Can the data below be echoed back word for word?

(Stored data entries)

________________________

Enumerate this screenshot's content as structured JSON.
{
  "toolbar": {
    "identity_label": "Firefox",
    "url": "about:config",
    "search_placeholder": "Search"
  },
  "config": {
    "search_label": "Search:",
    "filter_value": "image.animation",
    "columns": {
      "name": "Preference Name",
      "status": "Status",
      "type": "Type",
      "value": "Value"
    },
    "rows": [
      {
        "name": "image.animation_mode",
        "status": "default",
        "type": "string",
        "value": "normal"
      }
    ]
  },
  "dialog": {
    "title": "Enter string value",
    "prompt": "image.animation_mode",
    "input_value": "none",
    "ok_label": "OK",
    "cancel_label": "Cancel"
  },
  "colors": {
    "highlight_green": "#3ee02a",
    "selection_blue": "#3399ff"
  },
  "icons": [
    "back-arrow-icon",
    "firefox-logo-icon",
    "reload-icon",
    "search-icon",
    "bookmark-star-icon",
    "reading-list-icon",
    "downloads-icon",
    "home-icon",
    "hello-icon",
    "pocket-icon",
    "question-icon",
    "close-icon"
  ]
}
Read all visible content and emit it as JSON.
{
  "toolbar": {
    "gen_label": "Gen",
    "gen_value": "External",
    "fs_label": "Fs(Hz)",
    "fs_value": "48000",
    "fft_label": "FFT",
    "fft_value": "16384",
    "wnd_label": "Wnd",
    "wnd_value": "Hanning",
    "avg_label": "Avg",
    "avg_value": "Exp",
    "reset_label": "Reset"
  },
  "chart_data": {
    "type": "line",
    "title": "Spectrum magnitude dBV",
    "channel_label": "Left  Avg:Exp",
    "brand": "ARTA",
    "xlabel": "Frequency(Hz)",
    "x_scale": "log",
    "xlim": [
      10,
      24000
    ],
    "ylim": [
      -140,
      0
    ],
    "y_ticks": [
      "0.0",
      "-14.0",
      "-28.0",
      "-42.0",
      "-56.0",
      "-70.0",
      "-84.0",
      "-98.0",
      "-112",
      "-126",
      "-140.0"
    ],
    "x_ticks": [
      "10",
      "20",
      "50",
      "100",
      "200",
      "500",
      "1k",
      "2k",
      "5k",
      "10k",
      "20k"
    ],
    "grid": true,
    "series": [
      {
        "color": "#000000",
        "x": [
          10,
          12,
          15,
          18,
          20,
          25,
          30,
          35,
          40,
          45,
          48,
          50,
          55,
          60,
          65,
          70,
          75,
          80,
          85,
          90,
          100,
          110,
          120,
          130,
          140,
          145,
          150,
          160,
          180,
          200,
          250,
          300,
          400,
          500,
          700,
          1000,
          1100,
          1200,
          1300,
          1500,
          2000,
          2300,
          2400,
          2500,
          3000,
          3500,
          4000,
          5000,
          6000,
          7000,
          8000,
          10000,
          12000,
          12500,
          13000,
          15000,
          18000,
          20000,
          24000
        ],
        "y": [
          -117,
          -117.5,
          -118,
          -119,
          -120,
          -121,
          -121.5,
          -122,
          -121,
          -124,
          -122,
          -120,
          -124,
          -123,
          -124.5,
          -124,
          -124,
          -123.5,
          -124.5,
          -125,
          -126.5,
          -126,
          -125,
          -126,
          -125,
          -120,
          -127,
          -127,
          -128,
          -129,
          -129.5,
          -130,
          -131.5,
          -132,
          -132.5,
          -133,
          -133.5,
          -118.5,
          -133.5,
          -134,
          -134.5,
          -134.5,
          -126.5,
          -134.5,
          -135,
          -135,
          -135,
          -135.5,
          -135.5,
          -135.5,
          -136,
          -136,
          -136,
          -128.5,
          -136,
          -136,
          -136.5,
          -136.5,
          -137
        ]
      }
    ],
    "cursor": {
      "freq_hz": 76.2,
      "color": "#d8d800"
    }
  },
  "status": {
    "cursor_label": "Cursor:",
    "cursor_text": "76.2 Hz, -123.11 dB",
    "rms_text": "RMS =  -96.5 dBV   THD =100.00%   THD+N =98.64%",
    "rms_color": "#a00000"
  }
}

________________________

ANSWER TO THIS EXERCISE:
Enumerate this screenshot's content as structured JSON.
{
  "toolbar": {
    "identity_label": "Firefox",
    "url": "about:config",
    "search_placeholder": "Search"
  },
  "config": {
    "search_label": "Search:",
    "filter_value": "image.animation",
    "columns": {
      "name": "Preference Name",
      "status": "Status",
      "type": "Type",
      "value": "Value"
    },
    "rows": [
      {
        "name": "image.animation_mode",
        "status": "default",
        "type": "string",
        "value": "normal"
      }
    ]
  },
  "dialog": {
    "title": "Enter string value",
    "prompt": "image.animation_mode",
    "input_value": "none",
    "ok_label": "OK",
    "cancel_label": "Cancel"
  },
  "colors": {
    "highlight_green": "#3ee02a",
    "selection_blue": "#3399ff"
  },
  "icons": [
    "back-arrow-icon",
    "firefox-logo-icon",
    "reload-icon",
    "search-icon",
    "bookmark-star-icon",
    "reading-list-icon",
    "downloads-icon",
    "home-icon",
    "hello-icon",
    "pocket-icon",
    "question-icon",
    "close-icon"
  ]
}
Read all visible content and emit it as JSON.
{
  "toolbar": {
    "gen_label": "Gen",
    "gen_value": "External",
    "fs_label": "Fs(Hz)",
    "fs_value": "48000",
    "fft_label": "FFT",
    "fft_value": "16384",
    "wnd_label": "Wnd",
    "wnd_value": "Hanning",
    "avg_label": "Avg",
    "avg_value": "Exp",
    "reset_label": "Reset"
  },
  "chart_data": {
    "type": "line",
    "title": "Spectrum magnitude dBV",
    "channel_label": "Left  Avg:Exp",
    "brand": "ARTA",
    "xlabel": "Frequency(Hz)",
    "x_scale": "log",
    "xlim": [
      10,
      24000
    ],
    "ylim": [
      -140,
      0
    ],
    "y_ticks": [
      "0.0",
      "-14.0",
      "-28.0",
      "-42.0",
      "-56.0",
      "-70.0",
      "-84.0",
      "-98.0",
      "-112",
      "-126",
      "-140.0"
    ],
    "x_ticks": [
      "10",
      "20",
      "50",
      "100",
      "200",
      "500",
      "1k",
      "2k",
      "5k",
      "10k",
      "20k"
    ],
    "grid": true,
    "series": [
      {
        "color": "#000000",
        "x": [
          10,
          12,
          15,
          18,
          20,
          25,
          30,
          35,
          40,
          45,
          48,
          50,
          55,
          60,
          65,
          70,
          75,
          80,
          85,
          90,
          100,
          110,
          120,
          130,
          140,
          145,
          150,
          160,
          180,
          200,
          250,
          300,
          400,
          500,
          700,
          1000,
          1100,
          1200,
          1300,
          1500,
          2000,
          2300,
          2400,
          2500,
          3000,
          3500,
          4000,
          5000,
          6000,
          7000,
          8000,
          10000,
          12000,
          12500,
          13000,
          15000,
          18000,
          20000,
          24000
        ],
        "y": [
          -117,
          -117.5,
          -118,
          -119,
          -120,
          -121,
          -121.5,
          -122,
          -121,
          -124,
          -122,
          -120,
          -124,
          -123,
          -124.5,
          -124,
          -124,
          -123.5,
          -124.5,
          -125,
          -126.5,
          -126,
          -125,
          -126,
          -125,
          -120,
          -127,
          -127,
          -128,
          -129,
          -129.5,
          -130,
          -131.5,
          -132,
          -132.5,
          -133,
          -133.5,
          -118.5,
          -133.5,
          -134,
          -134.5,
          -134.5,
          -126.5,
          -134.5,
          -135,
          -135,
          -135,
          -135.5,
          -135.5,
          -135.5,
          -136,
          -136,
          -136,
          -128.5,
          -136,
          -136,
          -136.5,
          -136.5,
          -137
        ]
      }
    ],
    "cursor": {
      "freq_hz": 76.2,
      "color": "#d8d800"
    }
  },
  "status": {
    "cursor_label": "Cursor:",
    "cursor_text": "76.2 Hz, -123.11 dB",
    "rms_text": "RMS =  -96.5 dBV   THD =100.00%   THD+N =98.64%",
    "rms_color": "#a00000"
  }
}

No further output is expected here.